--- Given records ---

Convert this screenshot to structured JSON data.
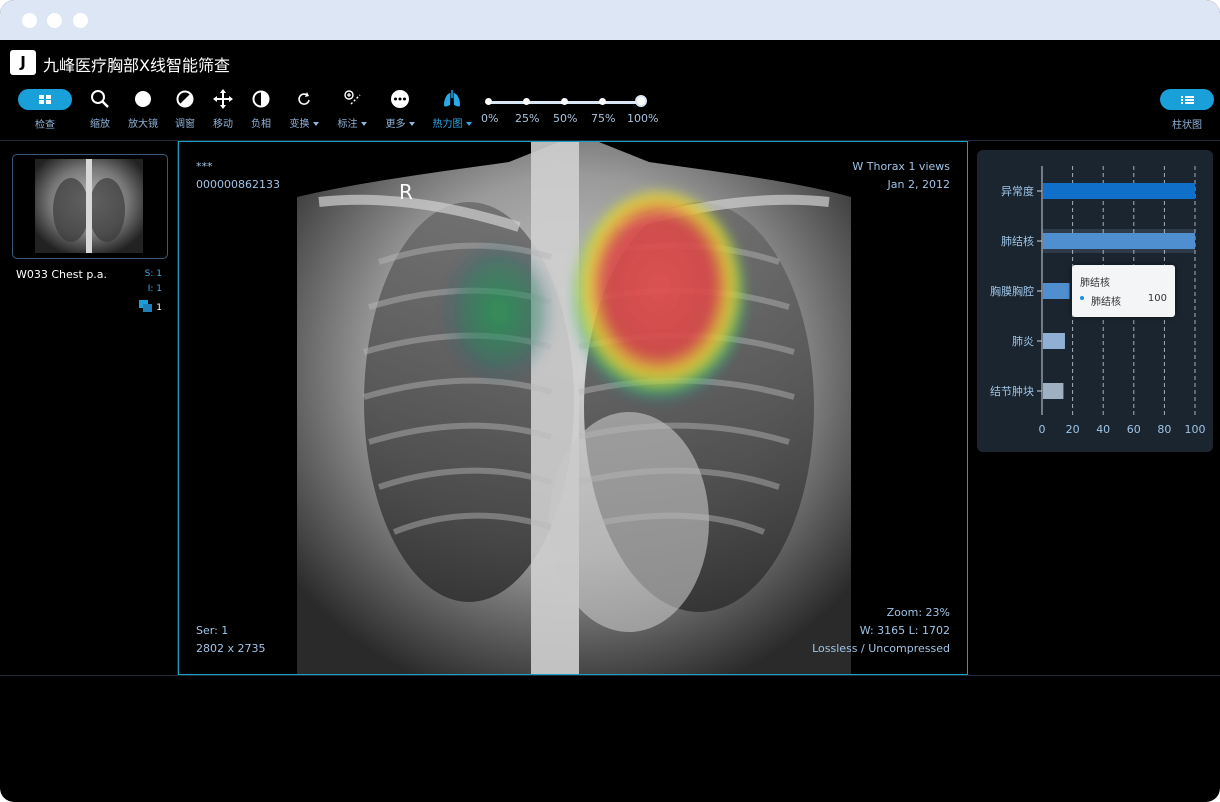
{
  "app": {
    "logo": "J",
    "title": "九峰医疗胸部X线智能筛查"
  },
  "toolbar": {
    "exam_label": "检查",
    "tools": [
      {
        "label": "缩放",
        "icon": "magnifier-icon"
      },
      {
        "label": "放大镜",
        "icon": "magnifier-glass-icon"
      },
      {
        "label": "调窗",
        "icon": "contrast-window-icon"
      },
      {
        "label": "移动",
        "icon": "move-arrows-icon"
      },
      {
        "label": "负相",
        "icon": "invert-icon"
      },
      {
        "label": "变换",
        "icon": "rotate-icon"
      },
      {
        "label": "标注",
        "icon": "annotate-icon"
      },
      {
        "label": "更多",
        "icon": "more-icon"
      },
      {
        "label": "热力图",
        "icon": "lungs-icon"
      }
    ],
    "opacity_ticks": [
      "0%",
      "25%",
      "50%",
      "75%",
      "100%"
    ],
    "opacity_value": 1.0,
    "chart_label": "柱状图"
  },
  "series": {
    "name": "W033 Chest p.a.",
    "s": "S: 1",
    "i": "I: 1",
    "count": "1"
  },
  "viewer": {
    "patient": "***",
    "id": "000000862133",
    "study": "W Thorax 1 views",
    "date": "Jan 2, 2012",
    "ser": "Ser: 1",
    "dims": "2802 x 2735",
    "zoom": "Zoom: 23%",
    "wl": "W: 3165 L: 1702",
    "compression": "Lossless / Uncompressed",
    "marker": "R"
  },
  "tooltip": {
    "title": "肺结核",
    "series": "肺结核",
    "value": "100"
  },
  "colors": {
    "accent": "#1aa0d8",
    "bar_primary": "#0f6fc9",
    "bar_secondary": "#4f8fd0",
    "bar_light": "#8fb0d4",
    "bar_gray": "#9fb0c2"
  },
  "chart_data": {
    "type": "bar",
    "orientation": "horizontal",
    "categories": [
      "异常度",
      "肺结核",
      "胸膜胸腔",
      "肺炎",
      "结节肿块"
    ],
    "values": [
      100,
      100,
      18,
      15,
      14
    ],
    "xlim": [
      0,
      100
    ],
    "xticks": [
      "0",
      "20",
      "40",
      "60",
      "80",
      "100"
    ],
    "grid": true
  }
}
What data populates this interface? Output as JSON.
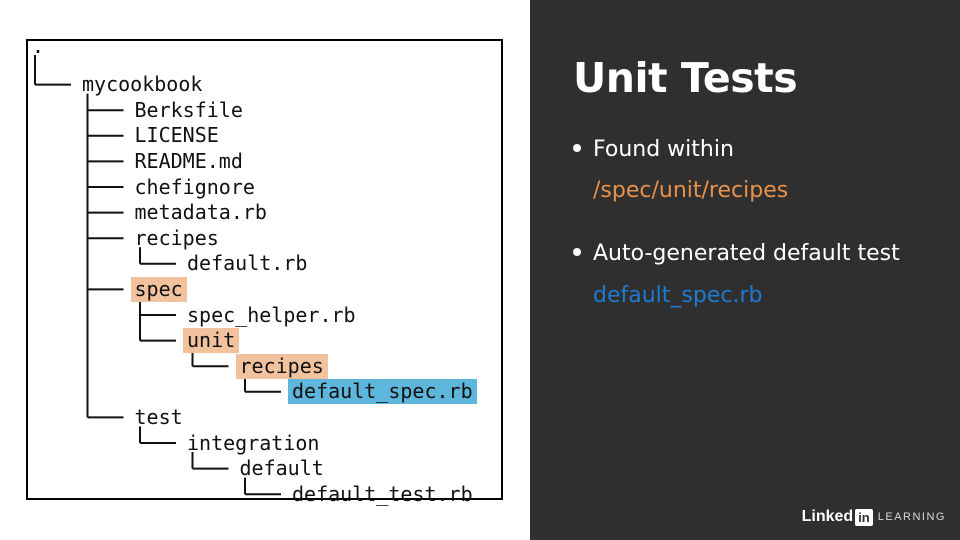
{
  "slide": {
    "title": "Unit Tests",
    "bullets": [
      {
        "text": "Found within",
        "detail": "/spec/unit/recipes",
        "detail_color": "#e8914a"
      },
      {
        "text": "Auto-generated default test",
        "detail": "default_spec.rb",
        "detail_color": "#1f7ad1"
      }
    ]
  },
  "tree": {
    "root": ".",
    "entries": [
      {
        "label": "mycookbook",
        "depth": 0,
        "highlight": "none"
      },
      {
        "label": "Berksfile",
        "depth": 1,
        "highlight": "none"
      },
      {
        "label": "LICENSE",
        "depth": 1,
        "highlight": "none"
      },
      {
        "label": "README.md",
        "depth": 1,
        "highlight": "none"
      },
      {
        "label": "chefignore",
        "depth": 1,
        "highlight": "none"
      },
      {
        "label": "metadata.rb",
        "depth": 1,
        "highlight": "none"
      },
      {
        "label": "recipes",
        "depth": 1,
        "highlight": "none"
      },
      {
        "label": "default.rb",
        "depth": 2,
        "highlight": "none"
      },
      {
        "label": "spec",
        "depth": 1,
        "highlight": "orange"
      },
      {
        "label": "spec_helper.rb",
        "depth": 2,
        "highlight": "none"
      },
      {
        "label": "unit",
        "depth": 2,
        "highlight": "orange"
      },
      {
        "label": "recipes",
        "depth": 3,
        "highlight": "orange"
      },
      {
        "label": "default_spec.rb",
        "depth": 4,
        "highlight": "blue"
      },
      {
        "label": "test",
        "depth": 1,
        "highlight": "none"
      },
      {
        "label": "integration",
        "depth": 2,
        "highlight": "none"
      },
      {
        "label": "default",
        "depth": 3,
        "highlight": "none"
      },
      {
        "label": "default_test.rb",
        "depth": 4,
        "highlight": "none"
      }
    ]
  },
  "branding": {
    "logo_word": "Linked",
    "logo_in": "in",
    "logo_suffix": "LEARNING"
  }
}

---

Exercise details:
Repeat verbatim all the material, but not the pictures.

Exercise answer:
Convert this screenshot to structured JSON data.
{
  "app": {
    "logo": "J",
    "title": "九峰医疗胸部X线智能筛查"
  },
  "toolbar": {
    "exam_label": "检查",
    "tools": [
      {
        "label": "缩放",
        "icon": "magnifier-icon"
      },
      {
        "label": "放大镜",
        "icon": "magnifier-glass-icon"
      },
      {
        "label": "调窗",
        "icon": "contrast-window-icon"
      },
      {
        "label": "移动",
        "icon": "move-arrows-icon"
      },
      {
        "label": "负相",
        "icon": "invert-icon"
      },
      {
        "label": "变换",
        "icon": "rotate-icon"
      },
      {
        "label": "标注",
        "icon": "annotate-icon"
      },
      {
        "label": "更多",
        "icon": "more-icon"
      },
      {
        "label": "热力图",
        "icon": "lungs-icon"
      }
    ],
    "opacity_ticks": [
      "0%",
      "25%",
      "50%",
      "75%",
      "100%"
    ],
    "opacity_value": 1.0,
    "chart_label": "柱状图"
  },
  "series": {
    "name": "W033 Chest p.a.",
    "s": "S: 1",
    "i": "I: 1",
    "count": "1"
  },
  "viewer": {
    "patient": "***",
    "id": "000000862133",
    "study": "W Thorax 1 views",
    "date": "Jan 2, 2012",
    "ser": "Ser: 1",
    "dims": "2802 x 2735",
    "zoom": "Zoom: 23%",
    "wl": "W: 3165 L: 1702",
    "compression": "Lossless / Uncompressed",
    "marker": "R"
  },
  "tooltip": {
    "title": "肺结核",
    "series": "肺结核",
    "value": "100"
  },
  "colors": {
    "accent": "#1aa0d8",
    "bar_primary": "#0f6fc9",
    "bar_secondary": "#4f8fd0",
    "bar_light": "#8fb0d4",
    "bar_gray": "#9fb0c2"
  },
  "chart_data": {
    "type": "bar",
    "orientation": "horizontal",
    "categories": [
      "异常度",
      "肺结核",
      "胸膜胸腔",
      "肺炎",
      "结节肿块"
    ],
    "values": [
      100,
      100,
      18,
      15,
      14
    ],
    "xlim": [
      0,
      100
    ],
    "xticks": [
      "0",
      "20",
      "40",
      "60",
      "80",
      "100"
    ],
    "grid": true
  }
}
What data populates this interface? Output as JSON.
{
  "slide": {
    "title": "Unit Tests",
    "bullets": [
      {
        "text": "Found within",
        "detail": "/spec/unit/recipes",
        "detail_color": "#e8914a"
      },
      {
        "text": "Auto-generated default test",
        "detail": "default_spec.rb",
        "detail_color": "#1f7ad1"
      }
    ]
  },
  "tree": {
    "root": ".",
    "entries": [
      {
        "label": "mycookbook",
        "depth": 0,
        "highlight": "none"
      },
      {
        "label": "Berksfile",
        "depth": 1,
        "highlight": "none"
      },
      {
        "label": "LICENSE",
        "depth": 1,
        "highlight": "none"
      },
      {
        "label": "README.md",
        "depth": 1,
        "highlight": "none"
      },
      {
        "label": "chefignore",
        "depth": 1,
        "highlight": "none"
      },
      {
        "label": "metadata.rb",
        "depth": 1,
        "highlight": "none"
      },
      {
        "label": "recipes",
        "depth": 1,
        "highlight": "none"
      },
      {
        "label": "default.rb",
        "depth": 2,
        "highlight": "none"
      },
      {
        "label": "spec",
        "depth": 1,
        "highlight": "orange"
      },
      {
        "label": "spec_helper.rb",
        "depth": 2,
        "highlight": "none"
      },
      {
        "label": "unit",
        "depth": 2,
        "highlight": "orange"
      },
      {
        "label": "recipes",
        "depth": 3,
        "highlight": "orange"
      },
      {
        "label": "default_spec.rb",
        "depth": 4,
        "highlight": "blue"
      },
      {
        "label": "test",
        "depth": 1,
        "highlight": "none"
      },
      {
        "label": "integration",
        "depth": 2,
        "highlight": "none"
      },
      {
        "label": "default",
        "depth": 3,
        "highlight": "none"
      },
      {
        "label": "default_test.rb",
        "depth": 4,
        "highlight": "none"
      }
    ]
  },
  "branding": {
    "logo_word": "Linked",
    "logo_in": "in",
    "logo_suffix": "LEARNING"
  }
}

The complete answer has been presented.